[Extracted records]
= = = = = = =

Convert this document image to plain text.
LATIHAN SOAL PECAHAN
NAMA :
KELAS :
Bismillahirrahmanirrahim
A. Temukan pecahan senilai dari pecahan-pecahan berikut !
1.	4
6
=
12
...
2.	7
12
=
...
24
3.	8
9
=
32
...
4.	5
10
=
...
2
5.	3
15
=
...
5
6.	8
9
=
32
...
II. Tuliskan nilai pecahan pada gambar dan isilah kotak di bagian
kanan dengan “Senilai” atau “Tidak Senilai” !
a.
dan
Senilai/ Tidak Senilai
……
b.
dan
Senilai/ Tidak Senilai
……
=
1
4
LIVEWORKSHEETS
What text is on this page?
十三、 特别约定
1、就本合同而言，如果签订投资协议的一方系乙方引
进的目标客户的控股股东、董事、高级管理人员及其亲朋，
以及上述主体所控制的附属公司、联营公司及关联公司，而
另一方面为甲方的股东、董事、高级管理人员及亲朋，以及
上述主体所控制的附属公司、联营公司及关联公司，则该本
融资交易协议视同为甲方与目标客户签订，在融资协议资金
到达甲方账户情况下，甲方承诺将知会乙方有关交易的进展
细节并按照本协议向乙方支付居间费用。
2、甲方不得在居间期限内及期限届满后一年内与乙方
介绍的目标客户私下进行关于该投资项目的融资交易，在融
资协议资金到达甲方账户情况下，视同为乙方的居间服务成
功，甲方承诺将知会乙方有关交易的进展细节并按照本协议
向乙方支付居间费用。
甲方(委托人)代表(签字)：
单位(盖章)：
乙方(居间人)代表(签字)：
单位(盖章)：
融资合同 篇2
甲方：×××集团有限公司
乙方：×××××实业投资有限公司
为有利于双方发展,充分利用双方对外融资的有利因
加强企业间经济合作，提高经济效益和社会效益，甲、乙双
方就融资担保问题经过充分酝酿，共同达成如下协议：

= = = = = = =

__Task description__:
Copy down the material exactly as written.

__Solution for this exercise__:
Convert this document image to plain text.
LATIHAN SOAL PECAHAN
NAMA :
KELAS :
Bismillahirrahmanirrahim
A. Temukan pecahan senilai dari pecahan-pecahan berikut !
1.	4
6
=
12
...
2.	7
12
=
...
24
3.	8
9
=
32
...
4.	5
10
=
...
2
5.	3
15
=
...
5
6.	8
9
=
32
...
II. Tuliskan nilai pecahan pada gambar dan isilah kotak di bagian
kanan dengan “Senilai” atau “Tidak Senilai” !
a.
dan
Senilai/ Tidak Senilai
……
b.
dan
Senilai/ Tidak Senilai
……
=
1
4
LIVEWORKSHEETS
What text is on this page?
十三、 特别约定
1、就本合同而言，如果签订投资协议的一方系乙方引
进的目标客户的控股股东、董事、高级管理人员及其亲朋，
以及上述主体所控制的附属公司、联营公司及关联公司，而
另一方面为甲方的股东、董事、高级管理人员及亲朋，以及
上述主体所控制的附属公司、联营公司及关联公司，则该本
融资交易协议视同为甲方与目标客户签订，在融资协议资金
到达甲方账户情况下，甲方承诺将知会乙方有关交易的进展
细节并按照本协议向乙方支付居间费用。
2、甲方不得在居间期限内及期限届满后一年内与乙方
介绍的目标客户私下进行关于该投资项目的融资交易，在融
资协议资金到达甲方账户情况下，视同为乙方的居间服务成
功，甲方承诺将知会乙方有关交易的进展细节并按照本协议
向乙方支付居间费用。
甲方(委托人)代表(签字)：
单位(盖章)：
乙方(居间人)代表(签字)：
单位(盖章)：
融资合同 篇2
甲方：×××集团有限公司
乙方：×××××实业投资有限公司
为有利于双方发展,充分利用双方对外融资的有利因
加强企业间经济合作，提高经济效益和社会效益，甲、乙双
方就融资担保问题经过充分酝酿，共同达成如下协议：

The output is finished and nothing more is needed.